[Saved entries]
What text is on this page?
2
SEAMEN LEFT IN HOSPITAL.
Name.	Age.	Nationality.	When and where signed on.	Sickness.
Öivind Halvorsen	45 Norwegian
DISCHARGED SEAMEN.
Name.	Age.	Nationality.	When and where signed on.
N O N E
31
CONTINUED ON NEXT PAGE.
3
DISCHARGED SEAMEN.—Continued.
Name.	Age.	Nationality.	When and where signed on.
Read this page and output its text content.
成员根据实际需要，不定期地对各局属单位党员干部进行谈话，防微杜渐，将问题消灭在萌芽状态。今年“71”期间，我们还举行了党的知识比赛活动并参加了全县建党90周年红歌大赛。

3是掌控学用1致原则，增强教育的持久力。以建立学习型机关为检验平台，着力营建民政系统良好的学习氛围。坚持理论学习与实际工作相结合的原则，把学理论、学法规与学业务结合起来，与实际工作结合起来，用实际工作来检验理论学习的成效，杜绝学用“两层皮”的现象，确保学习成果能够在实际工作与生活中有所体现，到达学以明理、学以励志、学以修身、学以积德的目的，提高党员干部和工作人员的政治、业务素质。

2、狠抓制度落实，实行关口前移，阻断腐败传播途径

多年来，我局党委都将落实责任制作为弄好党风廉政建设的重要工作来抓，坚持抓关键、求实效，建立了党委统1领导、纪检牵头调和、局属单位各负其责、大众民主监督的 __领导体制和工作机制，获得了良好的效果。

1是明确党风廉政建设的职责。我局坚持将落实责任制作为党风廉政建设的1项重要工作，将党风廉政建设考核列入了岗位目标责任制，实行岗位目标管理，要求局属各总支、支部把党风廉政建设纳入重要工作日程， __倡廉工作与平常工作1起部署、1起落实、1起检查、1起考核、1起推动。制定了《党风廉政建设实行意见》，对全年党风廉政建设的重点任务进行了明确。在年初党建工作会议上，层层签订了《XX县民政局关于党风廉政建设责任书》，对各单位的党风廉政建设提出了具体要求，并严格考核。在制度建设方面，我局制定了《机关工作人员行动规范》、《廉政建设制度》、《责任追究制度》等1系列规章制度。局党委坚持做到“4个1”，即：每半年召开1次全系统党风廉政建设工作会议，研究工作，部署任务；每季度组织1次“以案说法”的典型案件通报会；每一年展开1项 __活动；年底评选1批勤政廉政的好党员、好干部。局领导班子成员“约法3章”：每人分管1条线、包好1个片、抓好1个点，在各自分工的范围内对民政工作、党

▶ GIVEN REQUEST
Select all lines with the word "SEAMEN" from the entries above.

▶ TASK RESPONSE
SEAMEN LEFT IN HOSPITAL.
DISCHARGED SEAMEN.
DISCHARGED SEAMEN.—Continued.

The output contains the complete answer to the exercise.